◆ Record excerpts

___

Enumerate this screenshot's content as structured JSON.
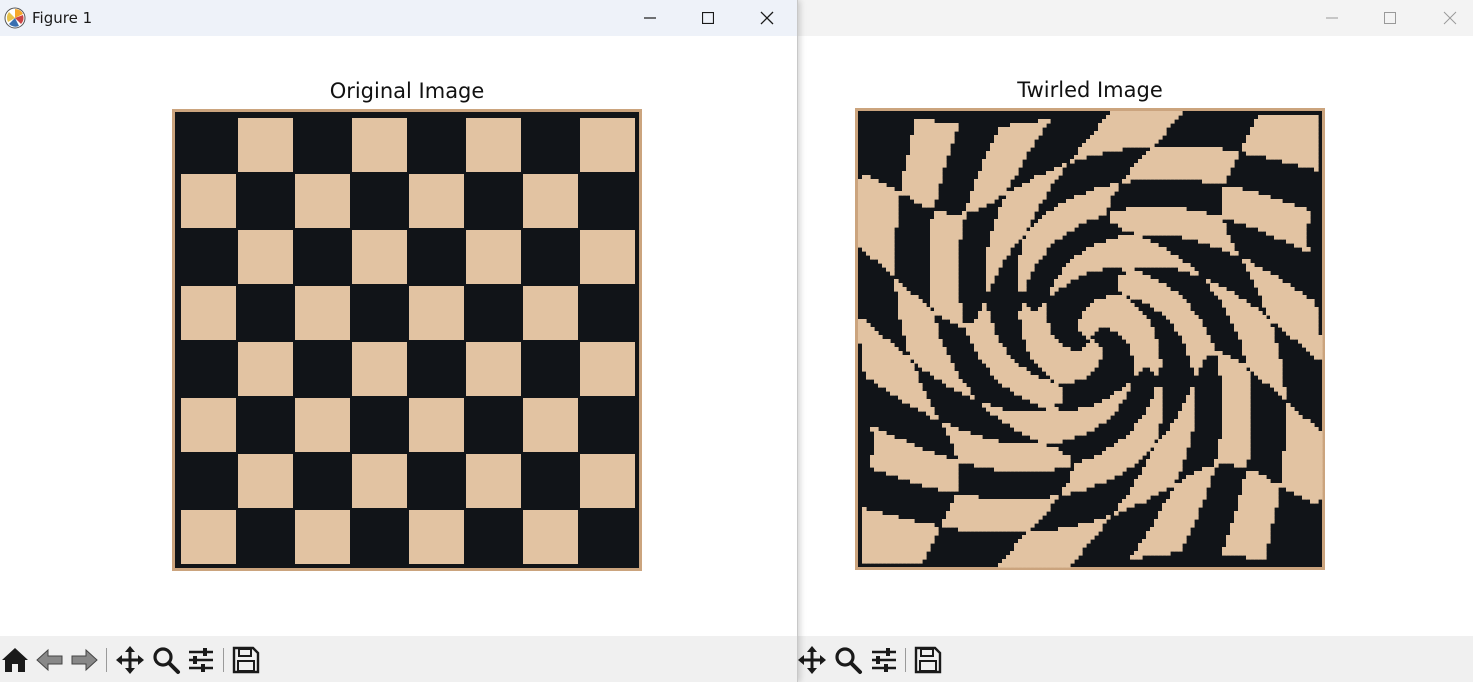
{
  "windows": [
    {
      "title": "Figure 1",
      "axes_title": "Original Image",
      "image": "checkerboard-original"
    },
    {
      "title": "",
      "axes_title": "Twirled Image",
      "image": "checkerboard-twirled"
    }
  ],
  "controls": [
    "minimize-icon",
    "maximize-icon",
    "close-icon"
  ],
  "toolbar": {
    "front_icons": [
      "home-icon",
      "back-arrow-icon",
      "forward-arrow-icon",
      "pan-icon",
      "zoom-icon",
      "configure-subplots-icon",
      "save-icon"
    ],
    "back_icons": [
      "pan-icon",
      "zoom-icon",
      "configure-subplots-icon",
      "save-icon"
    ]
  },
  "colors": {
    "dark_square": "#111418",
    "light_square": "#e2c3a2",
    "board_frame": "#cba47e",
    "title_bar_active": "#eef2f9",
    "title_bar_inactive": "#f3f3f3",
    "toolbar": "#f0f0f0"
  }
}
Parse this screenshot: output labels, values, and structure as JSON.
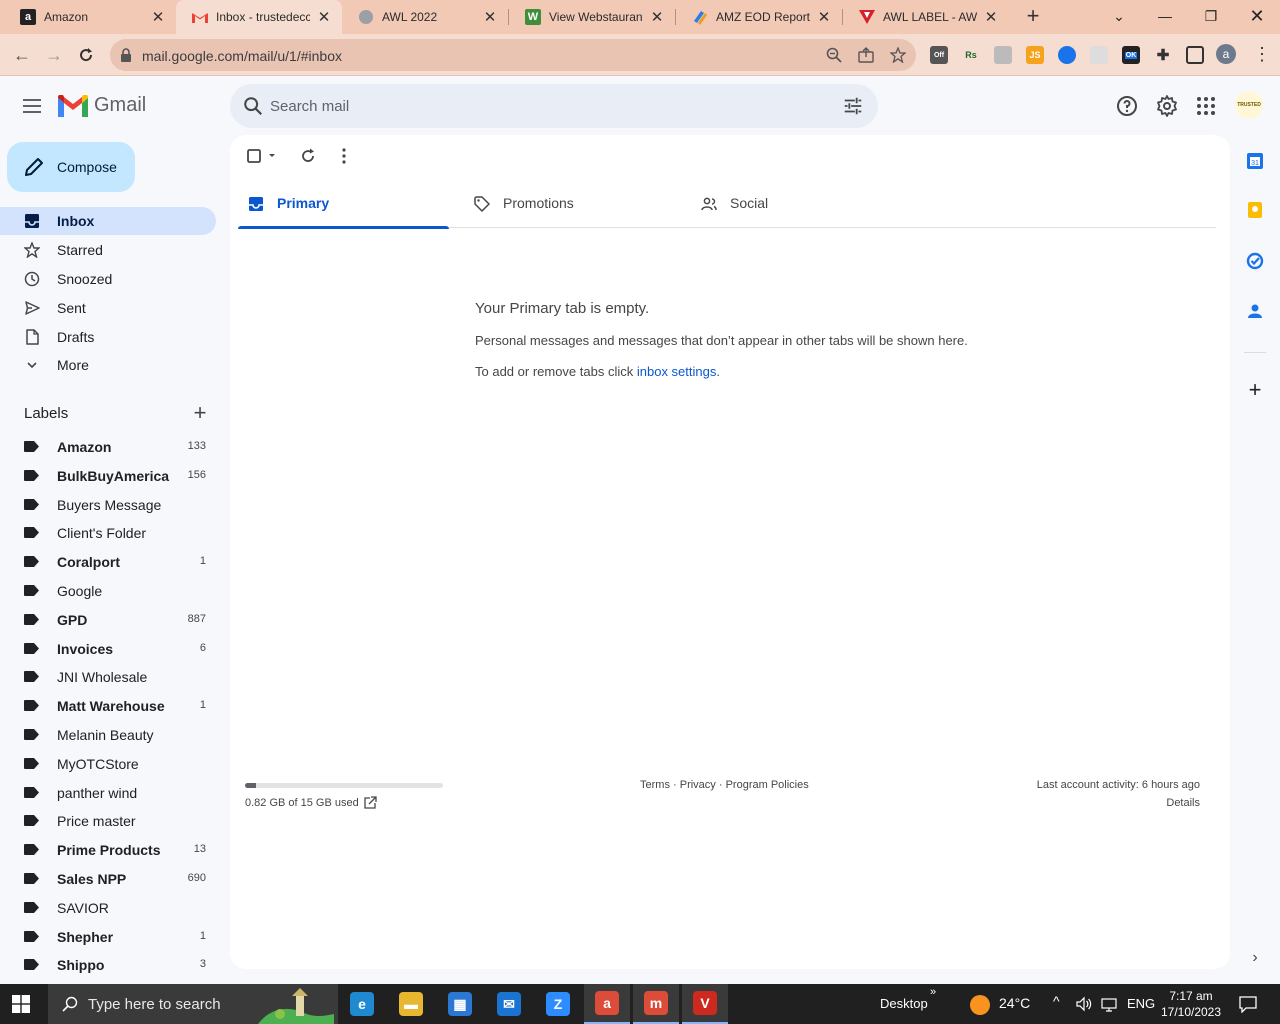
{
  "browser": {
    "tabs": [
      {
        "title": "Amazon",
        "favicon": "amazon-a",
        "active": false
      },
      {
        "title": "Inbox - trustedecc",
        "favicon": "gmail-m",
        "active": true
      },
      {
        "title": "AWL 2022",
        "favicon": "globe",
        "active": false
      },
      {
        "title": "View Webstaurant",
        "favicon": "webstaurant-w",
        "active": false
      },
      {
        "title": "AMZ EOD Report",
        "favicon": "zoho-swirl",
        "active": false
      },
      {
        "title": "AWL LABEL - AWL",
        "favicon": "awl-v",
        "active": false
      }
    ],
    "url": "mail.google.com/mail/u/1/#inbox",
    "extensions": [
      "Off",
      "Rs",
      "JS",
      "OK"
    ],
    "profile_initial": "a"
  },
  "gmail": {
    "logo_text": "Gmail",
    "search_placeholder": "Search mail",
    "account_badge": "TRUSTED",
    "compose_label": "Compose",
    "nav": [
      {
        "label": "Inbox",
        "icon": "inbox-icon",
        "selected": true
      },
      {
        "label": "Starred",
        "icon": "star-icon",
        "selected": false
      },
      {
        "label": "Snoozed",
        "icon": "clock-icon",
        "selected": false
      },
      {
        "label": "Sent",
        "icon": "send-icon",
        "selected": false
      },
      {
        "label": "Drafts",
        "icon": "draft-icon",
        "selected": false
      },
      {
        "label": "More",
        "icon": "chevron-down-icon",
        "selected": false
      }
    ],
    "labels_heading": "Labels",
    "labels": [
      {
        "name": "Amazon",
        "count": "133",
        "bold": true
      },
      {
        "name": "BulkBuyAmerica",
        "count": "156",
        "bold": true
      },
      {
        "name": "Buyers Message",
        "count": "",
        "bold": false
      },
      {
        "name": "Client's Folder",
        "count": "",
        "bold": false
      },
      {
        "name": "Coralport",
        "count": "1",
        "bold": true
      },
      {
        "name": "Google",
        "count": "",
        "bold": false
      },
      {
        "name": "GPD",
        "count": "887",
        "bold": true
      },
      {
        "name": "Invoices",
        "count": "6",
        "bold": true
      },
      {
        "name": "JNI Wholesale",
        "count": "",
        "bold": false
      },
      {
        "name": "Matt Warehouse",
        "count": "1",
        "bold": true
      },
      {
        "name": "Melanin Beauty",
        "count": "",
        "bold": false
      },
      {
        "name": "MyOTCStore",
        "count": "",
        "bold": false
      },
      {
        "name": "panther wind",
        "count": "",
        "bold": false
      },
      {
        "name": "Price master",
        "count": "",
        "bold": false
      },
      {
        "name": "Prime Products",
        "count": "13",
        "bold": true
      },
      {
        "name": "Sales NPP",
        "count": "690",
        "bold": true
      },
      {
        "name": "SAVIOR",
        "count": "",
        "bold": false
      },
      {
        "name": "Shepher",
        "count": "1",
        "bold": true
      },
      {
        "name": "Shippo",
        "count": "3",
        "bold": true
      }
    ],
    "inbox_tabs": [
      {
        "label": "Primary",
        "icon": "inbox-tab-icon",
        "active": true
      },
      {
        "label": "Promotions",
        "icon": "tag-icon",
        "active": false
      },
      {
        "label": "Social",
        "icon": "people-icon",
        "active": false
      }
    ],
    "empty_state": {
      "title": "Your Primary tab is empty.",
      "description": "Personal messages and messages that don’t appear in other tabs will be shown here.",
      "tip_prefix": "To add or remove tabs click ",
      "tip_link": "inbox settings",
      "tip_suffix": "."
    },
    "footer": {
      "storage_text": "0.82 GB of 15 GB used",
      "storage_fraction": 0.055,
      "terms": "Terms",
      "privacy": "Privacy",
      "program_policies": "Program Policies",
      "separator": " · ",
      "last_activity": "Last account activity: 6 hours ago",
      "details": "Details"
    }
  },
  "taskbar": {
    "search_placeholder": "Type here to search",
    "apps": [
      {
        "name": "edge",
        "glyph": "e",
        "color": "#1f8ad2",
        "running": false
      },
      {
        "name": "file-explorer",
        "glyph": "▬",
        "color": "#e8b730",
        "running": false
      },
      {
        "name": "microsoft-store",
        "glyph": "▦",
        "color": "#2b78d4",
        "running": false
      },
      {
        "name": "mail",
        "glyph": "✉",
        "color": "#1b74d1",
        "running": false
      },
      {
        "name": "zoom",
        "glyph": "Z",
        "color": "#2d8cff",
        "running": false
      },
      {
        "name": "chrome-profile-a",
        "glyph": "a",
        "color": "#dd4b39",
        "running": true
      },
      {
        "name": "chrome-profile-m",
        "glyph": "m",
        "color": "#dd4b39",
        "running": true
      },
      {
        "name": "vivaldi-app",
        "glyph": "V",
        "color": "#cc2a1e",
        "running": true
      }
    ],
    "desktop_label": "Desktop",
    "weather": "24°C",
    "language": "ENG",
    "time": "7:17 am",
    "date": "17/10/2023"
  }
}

___

◆ Set problem
Give the data above again in full and unchanged, skipping the pictures.

◆ Task solution
Enumerate this screenshot's content as structured JSON.
{
  "windows": [
    {
      "title": "Figure 1",
      "axes_title": "Original Image",
      "image": "checkerboard-original"
    },
    {
      "title": "",
      "axes_title": "Twirled Image",
      "image": "checkerboard-twirled"
    }
  ],
  "controls": [
    "minimize-icon",
    "maximize-icon",
    "close-icon"
  ],
  "toolbar": {
    "front_icons": [
      "home-icon",
      "back-arrow-icon",
      "forward-arrow-icon",
      "pan-icon",
      "zoom-icon",
      "configure-subplots-icon",
      "save-icon"
    ],
    "back_icons": [
      "pan-icon",
      "zoom-icon",
      "configure-subplots-icon",
      "save-icon"
    ]
  },
  "colors": {
    "dark_square": "#111418",
    "light_square": "#e2c3a2",
    "board_frame": "#cba47e",
    "title_bar_active": "#eef2f9",
    "title_bar_inactive": "#f3f3f3",
    "toolbar": "#f0f0f0"
  }
}
Parse this screenshot: output labels, values, and structure as JSON.
{
  "browser": {
    "tabs": [
      {
        "title": "Amazon",
        "favicon": "amazon-a",
        "active": false
      },
      {
        "title": "Inbox - trustedecc",
        "favicon": "gmail-m",
        "active": true
      },
      {
        "title": "AWL 2022",
        "favicon": "globe",
        "active": false
      },
      {
        "title": "View Webstaurant",
        "favicon": "webstaurant-w",
        "active": false
      },
      {
        "title": "AMZ EOD Report",
        "favicon": "zoho-swirl",
        "active": false
      },
      {
        "title": "AWL LABEL - AWL",
        "favicon": "awl-v",
        "active": false
      }
    ],
    "url": "mail.google.com/mail/u/1/#inbox",
    "extensions": [
      "Off",
      "Rs",
      "JS",
      "OK"
    ],
    "profile_initial": "a"
  },
  "gmail": {
    "logo_text": "Gmail",
    "search_placeholder": "Search mail",
    "account_badge": "TRUSTED",
    "compose_label": "Compose",
    "nav": [
      {
        "label": "Inbox",
        "icon": "inbox-icon",
        "selected": true
      },
      {
        "label": "Starred",
        "icon": "star-icon",
        "selected": false
      },
      {
        "label": "Snoozed",
        "icon": "clock-icon",
        "selected": false
      },
      {
        "label": "Sent",
        "icon": "send-icon",
        "selected": false
      },
      {
        "label": "Drafts",
        "icon": "draft-icon",
        "selected": false
      },
      {
        "label": "More",
        "icon": "chevron-down-icon",
        "selected": false
      }
    ],
    "labels_heading": "Labels",
    "labels": [
      {
        "name": "Amazon",
        "count": "133",
        "bold": true
      },
      {
        "name": "BulkBuyAmerica",
        "count": "156",
        "bold": true
      },
      {
        "name": "Buyers Message",
        "count": "",
        "bold": false
      },
      {
        "name": "Client's Folder",
        "count": "",
        "bold": false
      },
      {
        "name": "Coralport",
        "count": "1",
        "bold": true
      },
      {
        "name": "Google",
        "count": "",
        "bold": false
      },
      {
        "name": "GPD",
        "count": "887",
        "bold": true
      },
      {
        "name": "Invoices",
        "count": "6",
        "bold": true
      },
      {
        "name": "JNI Wholesale",
        "count": "",
        "bold": false
      },
      {
        "name": "Matt Warehouse",
        "count": "1",
        "bold": true
      },
      {
        "name": "Melanin Beauty",
        "count": "",
        "bold": false
      },
      {
        "name": "MyOTCStore",
        "count": "",
        "bold": false
      },
      {
        "name": "panther wind",
        "count": "",
        "bold": false
      },
      {
        "name": "Price master",
        "count": "",
        "bold": false
      },
      {
        "name": "Prime Products",
        "count": "13",
        "bold": true
      },
      {
        "name": "Sales NPP",
        "count": "690",
        "bold": true
      },
      {
        "name": "SAVIOR",
        "count": "",
        "bold": false
      },
      {
        "name": "Shepher",
        "count": "1",
        "bold": true
      },
      {
        "name": "Shippo",
        "count": "3",
        "bold": true
      }
    ],
    "inbox_tabs": [
      {
        "label": "Primary",
        "icon": "inbox-tab-icon",
        "active": true
      },
      {
        "label": "Promotions",
        "icon": "tag-icon",
        "active": false
      },
      {
        "label": "Social",
        "icon": "people-icon",
        "active": false
      }
    ],
    "empty_state": {
      "title": "Your Primary tab is empty.",
      "description": "Personal messages and messages that don’t appear in other tabs will be shown here.",
      "tip_prefix": "To add or remove tabs click ",
      "tip_link": "inbox settings",
      "tip_suffix": "."
    },
    "footer": {
      "storage_text": "0.82 GB of 15 GB used",
      "storage_fraction": 0.055,
      "terms": "Terms",
      "privacy": "Privacy",
      "program_policies": "Program Policies",
      "separator": " · ",
      "last_activity": "Last account activity: 6 hours ago",
      "details": "Details"
    }
  },
  "taskbar": {
    "search_placeholder": "Type here to search",
    "apps": [
      {
        "name": "edge",
        "glyph": "e",
        "color": "#1f8ad2",
        "running": false
      },
      {
        "name": "file-explorer",
        "glyph": "▬",
        "color": "#e8b730",
        "running": false
      },
      {
        "name": "microsoft-store",
        "glyph": "▦",
        "color": "#2b78d4",
        "running": false
      },
      {
        "name": "mail",
        "glyph": "✉",
        "color": "#1b74d1",
        "running": false
      },
      {
        "name": "zoom",
        "glyph": "Z",
        "color": "#2d8cff",
        "running": false
      },
      {
        "name": "chrome-profile-a",
        "glyph": "a",
        "color": "#dd4b39",
        "running": true
      },
      {
        "name": "chrome-profile-m",
        "glyph": "m",
        "color": "#dd4b39",
        "running": true
      },
      {
        "name": "vivaldi-app",
        "glyph": "V",
        "color": "#cc2a1e",
        "running": true
      }
    ],
    "desktop_label": "Desktop",
    "weather": "24°C",
    "language": "ENG",
    "time": "7:17 am",
    "date": "17/10/2023"
  }
}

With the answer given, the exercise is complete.